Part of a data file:
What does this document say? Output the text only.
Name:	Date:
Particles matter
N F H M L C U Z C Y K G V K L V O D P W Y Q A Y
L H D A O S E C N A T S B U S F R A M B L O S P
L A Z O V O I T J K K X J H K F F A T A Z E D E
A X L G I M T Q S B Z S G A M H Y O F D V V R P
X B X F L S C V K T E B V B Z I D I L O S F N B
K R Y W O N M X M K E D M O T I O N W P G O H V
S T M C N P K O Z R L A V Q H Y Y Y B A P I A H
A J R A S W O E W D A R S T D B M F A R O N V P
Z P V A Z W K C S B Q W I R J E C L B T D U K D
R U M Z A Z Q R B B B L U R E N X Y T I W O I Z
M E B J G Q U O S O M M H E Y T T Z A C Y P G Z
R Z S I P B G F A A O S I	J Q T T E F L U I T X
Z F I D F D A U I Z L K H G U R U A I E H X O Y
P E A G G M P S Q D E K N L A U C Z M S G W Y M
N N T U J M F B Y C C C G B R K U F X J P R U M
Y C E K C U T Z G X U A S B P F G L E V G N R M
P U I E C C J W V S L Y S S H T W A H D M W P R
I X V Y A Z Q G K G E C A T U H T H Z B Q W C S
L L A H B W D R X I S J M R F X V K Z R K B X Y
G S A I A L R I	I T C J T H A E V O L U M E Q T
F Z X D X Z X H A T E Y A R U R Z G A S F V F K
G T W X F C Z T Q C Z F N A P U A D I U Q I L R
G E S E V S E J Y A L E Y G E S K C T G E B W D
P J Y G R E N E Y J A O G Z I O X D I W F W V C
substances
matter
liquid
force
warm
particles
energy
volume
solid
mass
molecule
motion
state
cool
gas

The exercise:
Return every line exactly.

Answer to this exercise:
What does this document say? Output the text only.
Name:	Date:
Particles matter
N F H M L C U Z C Y K G V K L V O D P W Y Q A Y
L H D A O S E C N A T S B U S F R A M B L O S P
L A Z O V O I T J K K X J H K F F A T A Z E D E
A X L G I M T Q S B Z S G A M H Y O F D V V R P
X B X F L S C V K T E B V B Z I D I L O S F N B
K R Y W O N M X M K E D M O T I O N W P G O H V
S T M C N P K O Z R L A V Q H Y Y Y B A P I A H
A J R A S W O E W D A R S T D B M F A R O N V P
Z P V A Z W K C S B Q W I R J E C L B T D U K D
R U M Z A Z Q R B B B L U R E N X Y T I W O I Z
M E B J G Q U O S O M M H E Y T T Z A C Y P G Z
R Z S I P B G F A A O S I	J Q T T E F L U I T X
Z F I D F D A U I Z L K H G U R U A I E H X O Y
P E A G G M P S Q D E K N L A U C Z M S G W Y M
N N T U J M F B Y C C C G B R K U F X J P R U M
Y C E K C U T Z G X U A S B P F G L E V G N R M
P U I E C C J W V S L Y S S H T W A H D M W P R
I X V Y A Z Q G K G E C A T U H T H Z B Q W C S
L L A H B W D R X I S J M R F X V K Z R K B X Y
G S A I A L R I	I T C J T H A E V O L U M E Q T
F Z X D X Z X H A T E Y A R U R Z G A S F V F K
G T W X F C Z T Q C Z F N A P U A D I U Q I L R
G E S E V S E J Y A L E Y G E S K C T G E B W D
P J Y G R E N E Y J A O G Z I O X D I W F W V C
substances
matter
liquid
force
warm
particles
energy
volume
solid
mass
molecule
motion
state
cool
gas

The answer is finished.